# TO BE DONE
Return each line containing the string "that".
####
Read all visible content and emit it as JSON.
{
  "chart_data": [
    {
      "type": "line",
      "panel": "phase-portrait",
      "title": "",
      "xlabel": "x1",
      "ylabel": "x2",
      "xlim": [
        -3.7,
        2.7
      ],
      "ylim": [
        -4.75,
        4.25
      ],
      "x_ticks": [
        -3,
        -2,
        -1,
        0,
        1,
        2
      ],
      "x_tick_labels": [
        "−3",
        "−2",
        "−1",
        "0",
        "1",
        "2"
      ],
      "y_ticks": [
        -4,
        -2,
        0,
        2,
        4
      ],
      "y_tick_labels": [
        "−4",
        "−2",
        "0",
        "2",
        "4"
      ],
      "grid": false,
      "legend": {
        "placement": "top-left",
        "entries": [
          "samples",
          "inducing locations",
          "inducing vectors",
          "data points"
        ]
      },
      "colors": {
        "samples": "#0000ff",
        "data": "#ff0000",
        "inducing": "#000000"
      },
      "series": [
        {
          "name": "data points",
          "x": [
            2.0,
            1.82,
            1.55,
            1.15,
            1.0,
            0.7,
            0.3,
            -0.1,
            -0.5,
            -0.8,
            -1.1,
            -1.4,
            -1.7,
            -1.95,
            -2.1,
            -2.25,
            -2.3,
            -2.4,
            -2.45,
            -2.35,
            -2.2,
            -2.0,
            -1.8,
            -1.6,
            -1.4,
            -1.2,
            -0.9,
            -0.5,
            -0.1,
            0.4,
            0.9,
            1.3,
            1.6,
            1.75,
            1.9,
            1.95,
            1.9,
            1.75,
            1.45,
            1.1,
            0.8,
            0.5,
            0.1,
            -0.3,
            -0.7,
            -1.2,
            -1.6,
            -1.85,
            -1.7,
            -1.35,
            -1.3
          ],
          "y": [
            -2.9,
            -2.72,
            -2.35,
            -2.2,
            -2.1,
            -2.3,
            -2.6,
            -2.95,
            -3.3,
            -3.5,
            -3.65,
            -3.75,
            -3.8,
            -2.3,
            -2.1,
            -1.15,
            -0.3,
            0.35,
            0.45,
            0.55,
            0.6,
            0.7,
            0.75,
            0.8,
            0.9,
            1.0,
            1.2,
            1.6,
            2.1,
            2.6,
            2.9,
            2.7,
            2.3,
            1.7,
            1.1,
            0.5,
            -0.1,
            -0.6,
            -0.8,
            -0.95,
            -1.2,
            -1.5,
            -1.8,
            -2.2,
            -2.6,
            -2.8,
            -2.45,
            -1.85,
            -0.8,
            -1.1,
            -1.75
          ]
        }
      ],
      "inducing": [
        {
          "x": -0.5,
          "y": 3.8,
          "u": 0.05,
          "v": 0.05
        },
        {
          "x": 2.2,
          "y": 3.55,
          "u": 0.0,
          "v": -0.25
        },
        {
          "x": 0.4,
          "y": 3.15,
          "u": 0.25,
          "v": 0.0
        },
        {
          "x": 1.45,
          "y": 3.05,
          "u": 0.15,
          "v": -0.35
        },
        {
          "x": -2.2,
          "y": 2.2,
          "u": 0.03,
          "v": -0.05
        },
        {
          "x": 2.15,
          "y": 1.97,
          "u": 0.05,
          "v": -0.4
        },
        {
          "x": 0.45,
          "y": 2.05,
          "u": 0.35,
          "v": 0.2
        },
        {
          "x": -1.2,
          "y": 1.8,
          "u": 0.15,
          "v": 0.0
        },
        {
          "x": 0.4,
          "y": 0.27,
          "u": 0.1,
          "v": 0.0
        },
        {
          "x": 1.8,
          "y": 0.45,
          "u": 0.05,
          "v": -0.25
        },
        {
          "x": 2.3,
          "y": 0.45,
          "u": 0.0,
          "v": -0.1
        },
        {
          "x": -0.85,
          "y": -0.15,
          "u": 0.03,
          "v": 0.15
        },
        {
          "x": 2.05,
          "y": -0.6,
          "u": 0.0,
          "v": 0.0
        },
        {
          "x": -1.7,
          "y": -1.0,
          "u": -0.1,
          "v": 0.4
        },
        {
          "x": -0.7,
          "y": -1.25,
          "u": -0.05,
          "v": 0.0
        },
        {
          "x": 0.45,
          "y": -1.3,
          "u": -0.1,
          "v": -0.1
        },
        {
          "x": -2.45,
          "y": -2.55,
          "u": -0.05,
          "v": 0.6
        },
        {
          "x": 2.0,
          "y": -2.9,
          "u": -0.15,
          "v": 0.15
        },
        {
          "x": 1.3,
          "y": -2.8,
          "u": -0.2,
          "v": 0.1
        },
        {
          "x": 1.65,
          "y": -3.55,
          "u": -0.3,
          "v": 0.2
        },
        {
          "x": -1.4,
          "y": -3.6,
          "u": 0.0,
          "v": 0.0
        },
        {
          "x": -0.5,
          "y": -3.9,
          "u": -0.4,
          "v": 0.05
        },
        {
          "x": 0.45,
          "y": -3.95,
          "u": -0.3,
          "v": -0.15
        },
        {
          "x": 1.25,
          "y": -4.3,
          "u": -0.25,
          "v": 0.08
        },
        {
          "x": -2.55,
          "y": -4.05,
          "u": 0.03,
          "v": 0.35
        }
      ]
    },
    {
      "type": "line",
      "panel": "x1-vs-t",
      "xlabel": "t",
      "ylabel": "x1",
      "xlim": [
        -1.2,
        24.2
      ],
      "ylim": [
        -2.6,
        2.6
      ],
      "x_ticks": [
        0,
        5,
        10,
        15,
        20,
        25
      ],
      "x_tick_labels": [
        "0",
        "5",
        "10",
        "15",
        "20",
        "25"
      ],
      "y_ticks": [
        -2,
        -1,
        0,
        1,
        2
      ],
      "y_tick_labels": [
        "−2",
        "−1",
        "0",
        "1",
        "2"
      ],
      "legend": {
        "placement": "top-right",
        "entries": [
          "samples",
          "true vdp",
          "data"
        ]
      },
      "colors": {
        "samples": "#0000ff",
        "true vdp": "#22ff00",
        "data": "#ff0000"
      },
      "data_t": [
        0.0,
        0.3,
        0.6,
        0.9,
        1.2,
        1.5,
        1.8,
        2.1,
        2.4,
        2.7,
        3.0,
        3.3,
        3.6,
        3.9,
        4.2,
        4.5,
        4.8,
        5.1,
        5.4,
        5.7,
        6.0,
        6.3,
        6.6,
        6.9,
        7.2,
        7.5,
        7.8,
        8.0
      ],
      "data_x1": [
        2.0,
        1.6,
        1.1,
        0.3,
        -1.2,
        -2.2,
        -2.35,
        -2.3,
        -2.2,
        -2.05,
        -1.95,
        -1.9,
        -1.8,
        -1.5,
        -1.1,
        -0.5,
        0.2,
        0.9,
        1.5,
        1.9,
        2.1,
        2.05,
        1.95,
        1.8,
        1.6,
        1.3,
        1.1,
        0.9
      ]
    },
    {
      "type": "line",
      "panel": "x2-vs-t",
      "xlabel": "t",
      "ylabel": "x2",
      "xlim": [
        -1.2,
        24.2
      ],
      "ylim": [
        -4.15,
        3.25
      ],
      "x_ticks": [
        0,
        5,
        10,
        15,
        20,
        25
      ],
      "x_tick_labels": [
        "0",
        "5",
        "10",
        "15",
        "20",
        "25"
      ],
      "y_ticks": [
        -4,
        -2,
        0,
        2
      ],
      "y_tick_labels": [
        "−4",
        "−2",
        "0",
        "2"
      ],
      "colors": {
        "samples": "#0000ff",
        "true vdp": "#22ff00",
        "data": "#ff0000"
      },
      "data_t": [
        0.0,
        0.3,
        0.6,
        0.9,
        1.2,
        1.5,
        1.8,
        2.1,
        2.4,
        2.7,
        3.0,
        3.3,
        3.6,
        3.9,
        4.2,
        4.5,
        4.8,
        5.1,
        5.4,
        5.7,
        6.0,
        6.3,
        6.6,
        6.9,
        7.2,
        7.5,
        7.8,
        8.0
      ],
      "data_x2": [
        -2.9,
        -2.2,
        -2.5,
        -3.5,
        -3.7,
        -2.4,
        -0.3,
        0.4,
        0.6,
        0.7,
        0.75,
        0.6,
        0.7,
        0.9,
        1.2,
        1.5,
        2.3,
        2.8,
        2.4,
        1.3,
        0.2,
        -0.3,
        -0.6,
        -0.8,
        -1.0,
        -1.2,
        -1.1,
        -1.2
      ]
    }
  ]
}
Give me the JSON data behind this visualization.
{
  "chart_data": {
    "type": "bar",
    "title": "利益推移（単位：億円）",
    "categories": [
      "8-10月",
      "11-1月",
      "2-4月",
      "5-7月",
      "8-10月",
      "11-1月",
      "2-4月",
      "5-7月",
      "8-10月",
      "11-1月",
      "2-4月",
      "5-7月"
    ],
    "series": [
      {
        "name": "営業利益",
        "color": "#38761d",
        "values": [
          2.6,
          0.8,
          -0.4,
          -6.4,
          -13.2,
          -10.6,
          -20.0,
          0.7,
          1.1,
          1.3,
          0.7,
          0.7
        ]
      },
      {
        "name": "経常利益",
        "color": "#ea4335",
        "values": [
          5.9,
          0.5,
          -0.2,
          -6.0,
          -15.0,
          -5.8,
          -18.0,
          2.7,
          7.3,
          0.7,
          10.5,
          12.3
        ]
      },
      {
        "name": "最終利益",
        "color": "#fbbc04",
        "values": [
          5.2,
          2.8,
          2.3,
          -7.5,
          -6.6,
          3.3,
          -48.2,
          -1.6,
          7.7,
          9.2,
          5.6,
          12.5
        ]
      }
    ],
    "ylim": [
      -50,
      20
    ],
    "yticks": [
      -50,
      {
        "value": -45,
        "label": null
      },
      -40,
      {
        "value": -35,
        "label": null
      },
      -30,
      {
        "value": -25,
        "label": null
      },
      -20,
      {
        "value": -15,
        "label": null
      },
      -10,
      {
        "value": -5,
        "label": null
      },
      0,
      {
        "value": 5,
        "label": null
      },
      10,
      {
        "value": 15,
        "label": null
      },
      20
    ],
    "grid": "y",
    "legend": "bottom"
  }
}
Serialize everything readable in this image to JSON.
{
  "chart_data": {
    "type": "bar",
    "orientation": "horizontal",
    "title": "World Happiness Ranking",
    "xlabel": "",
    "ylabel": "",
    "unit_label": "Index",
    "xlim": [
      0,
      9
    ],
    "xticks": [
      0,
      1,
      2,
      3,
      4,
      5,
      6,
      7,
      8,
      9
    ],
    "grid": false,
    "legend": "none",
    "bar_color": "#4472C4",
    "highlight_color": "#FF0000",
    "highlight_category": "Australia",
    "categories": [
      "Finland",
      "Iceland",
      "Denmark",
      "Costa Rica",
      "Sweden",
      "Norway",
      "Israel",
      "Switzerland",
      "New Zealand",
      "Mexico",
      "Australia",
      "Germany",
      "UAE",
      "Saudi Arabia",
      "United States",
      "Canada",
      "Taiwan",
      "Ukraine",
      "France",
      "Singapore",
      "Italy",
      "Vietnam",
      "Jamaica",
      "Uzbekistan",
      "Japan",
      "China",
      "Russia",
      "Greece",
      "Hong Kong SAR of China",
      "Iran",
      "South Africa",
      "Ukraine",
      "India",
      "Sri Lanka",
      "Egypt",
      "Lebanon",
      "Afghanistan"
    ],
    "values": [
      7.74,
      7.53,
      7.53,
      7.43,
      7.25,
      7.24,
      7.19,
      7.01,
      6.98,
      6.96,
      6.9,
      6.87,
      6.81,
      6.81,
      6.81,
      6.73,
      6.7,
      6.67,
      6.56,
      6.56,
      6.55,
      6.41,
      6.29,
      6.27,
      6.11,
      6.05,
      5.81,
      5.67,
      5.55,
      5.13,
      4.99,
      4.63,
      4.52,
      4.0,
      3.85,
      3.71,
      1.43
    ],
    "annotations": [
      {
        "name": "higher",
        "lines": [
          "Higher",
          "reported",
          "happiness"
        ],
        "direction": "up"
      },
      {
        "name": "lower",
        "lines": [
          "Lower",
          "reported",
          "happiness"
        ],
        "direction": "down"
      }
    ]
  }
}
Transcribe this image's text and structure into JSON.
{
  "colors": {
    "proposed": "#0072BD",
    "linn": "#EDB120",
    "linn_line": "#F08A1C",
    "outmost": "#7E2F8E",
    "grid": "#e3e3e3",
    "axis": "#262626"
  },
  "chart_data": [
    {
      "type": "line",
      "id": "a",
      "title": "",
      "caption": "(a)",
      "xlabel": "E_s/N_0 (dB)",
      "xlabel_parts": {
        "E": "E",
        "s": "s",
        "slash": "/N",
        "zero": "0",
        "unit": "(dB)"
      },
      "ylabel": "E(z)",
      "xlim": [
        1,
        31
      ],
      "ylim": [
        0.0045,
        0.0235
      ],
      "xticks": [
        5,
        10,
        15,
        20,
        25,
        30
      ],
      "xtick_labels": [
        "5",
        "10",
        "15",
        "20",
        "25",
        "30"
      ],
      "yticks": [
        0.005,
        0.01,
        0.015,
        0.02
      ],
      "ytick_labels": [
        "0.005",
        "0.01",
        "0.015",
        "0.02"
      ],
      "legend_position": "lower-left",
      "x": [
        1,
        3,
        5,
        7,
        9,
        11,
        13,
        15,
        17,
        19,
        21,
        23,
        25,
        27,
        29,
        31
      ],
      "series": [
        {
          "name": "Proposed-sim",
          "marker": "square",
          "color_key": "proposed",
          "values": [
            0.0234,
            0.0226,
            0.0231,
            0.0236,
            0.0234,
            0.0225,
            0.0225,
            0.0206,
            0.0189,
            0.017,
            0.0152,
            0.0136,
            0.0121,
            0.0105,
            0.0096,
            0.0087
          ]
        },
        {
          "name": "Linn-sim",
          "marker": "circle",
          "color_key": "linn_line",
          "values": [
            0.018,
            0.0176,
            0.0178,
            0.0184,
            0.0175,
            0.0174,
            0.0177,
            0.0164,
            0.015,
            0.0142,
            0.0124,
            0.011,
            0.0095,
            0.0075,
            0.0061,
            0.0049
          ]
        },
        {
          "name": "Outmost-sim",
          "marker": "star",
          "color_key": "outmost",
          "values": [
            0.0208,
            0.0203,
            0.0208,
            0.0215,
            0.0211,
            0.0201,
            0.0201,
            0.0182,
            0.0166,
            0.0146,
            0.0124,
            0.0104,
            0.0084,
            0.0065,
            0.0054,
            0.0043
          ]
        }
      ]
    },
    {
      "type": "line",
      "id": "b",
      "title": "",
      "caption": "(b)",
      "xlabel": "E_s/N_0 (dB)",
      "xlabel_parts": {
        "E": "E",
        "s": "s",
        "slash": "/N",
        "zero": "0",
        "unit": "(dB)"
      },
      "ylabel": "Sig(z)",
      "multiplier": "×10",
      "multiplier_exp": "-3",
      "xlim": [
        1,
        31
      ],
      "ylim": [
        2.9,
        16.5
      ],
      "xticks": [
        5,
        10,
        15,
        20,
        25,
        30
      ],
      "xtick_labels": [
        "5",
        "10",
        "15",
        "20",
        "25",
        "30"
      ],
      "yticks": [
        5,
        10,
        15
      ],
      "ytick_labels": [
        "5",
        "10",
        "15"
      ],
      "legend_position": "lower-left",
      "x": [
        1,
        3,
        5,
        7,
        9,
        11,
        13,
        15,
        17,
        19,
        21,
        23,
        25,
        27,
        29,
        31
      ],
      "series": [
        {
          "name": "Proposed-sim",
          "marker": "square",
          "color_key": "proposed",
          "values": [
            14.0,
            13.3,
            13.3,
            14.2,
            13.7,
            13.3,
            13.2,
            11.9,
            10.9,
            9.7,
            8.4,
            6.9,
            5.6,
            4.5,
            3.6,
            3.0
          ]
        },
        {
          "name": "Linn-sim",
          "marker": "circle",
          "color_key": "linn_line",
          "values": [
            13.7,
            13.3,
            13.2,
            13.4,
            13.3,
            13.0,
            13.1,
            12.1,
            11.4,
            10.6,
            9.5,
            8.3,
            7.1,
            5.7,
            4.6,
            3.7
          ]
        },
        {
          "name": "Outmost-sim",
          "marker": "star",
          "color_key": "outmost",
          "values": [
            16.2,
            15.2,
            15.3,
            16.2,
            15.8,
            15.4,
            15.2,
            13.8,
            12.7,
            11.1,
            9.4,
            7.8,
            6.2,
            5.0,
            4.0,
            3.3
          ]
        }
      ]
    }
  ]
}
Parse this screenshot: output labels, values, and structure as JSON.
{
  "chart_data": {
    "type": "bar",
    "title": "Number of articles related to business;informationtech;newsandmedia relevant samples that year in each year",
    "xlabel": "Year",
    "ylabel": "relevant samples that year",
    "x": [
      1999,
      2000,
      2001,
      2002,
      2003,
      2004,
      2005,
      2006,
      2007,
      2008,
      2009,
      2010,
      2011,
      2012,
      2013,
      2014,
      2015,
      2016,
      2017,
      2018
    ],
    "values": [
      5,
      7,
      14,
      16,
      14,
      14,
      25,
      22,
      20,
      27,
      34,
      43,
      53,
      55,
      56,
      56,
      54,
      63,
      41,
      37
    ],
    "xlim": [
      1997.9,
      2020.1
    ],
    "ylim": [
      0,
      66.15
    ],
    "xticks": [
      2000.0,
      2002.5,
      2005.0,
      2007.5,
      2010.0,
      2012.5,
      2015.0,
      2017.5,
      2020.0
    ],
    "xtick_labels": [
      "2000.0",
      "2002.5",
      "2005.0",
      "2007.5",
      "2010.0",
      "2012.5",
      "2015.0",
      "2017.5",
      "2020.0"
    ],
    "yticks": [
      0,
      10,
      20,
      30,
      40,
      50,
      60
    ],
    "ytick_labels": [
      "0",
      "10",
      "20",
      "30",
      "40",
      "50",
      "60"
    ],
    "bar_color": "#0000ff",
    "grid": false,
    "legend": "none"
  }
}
####
# REPLY TO THE EXERCISE
    "title": "Number of articles related to business;informationtech;newsandmedia relevant samples that year in each year",
    "ylabel": "relevant samples that year",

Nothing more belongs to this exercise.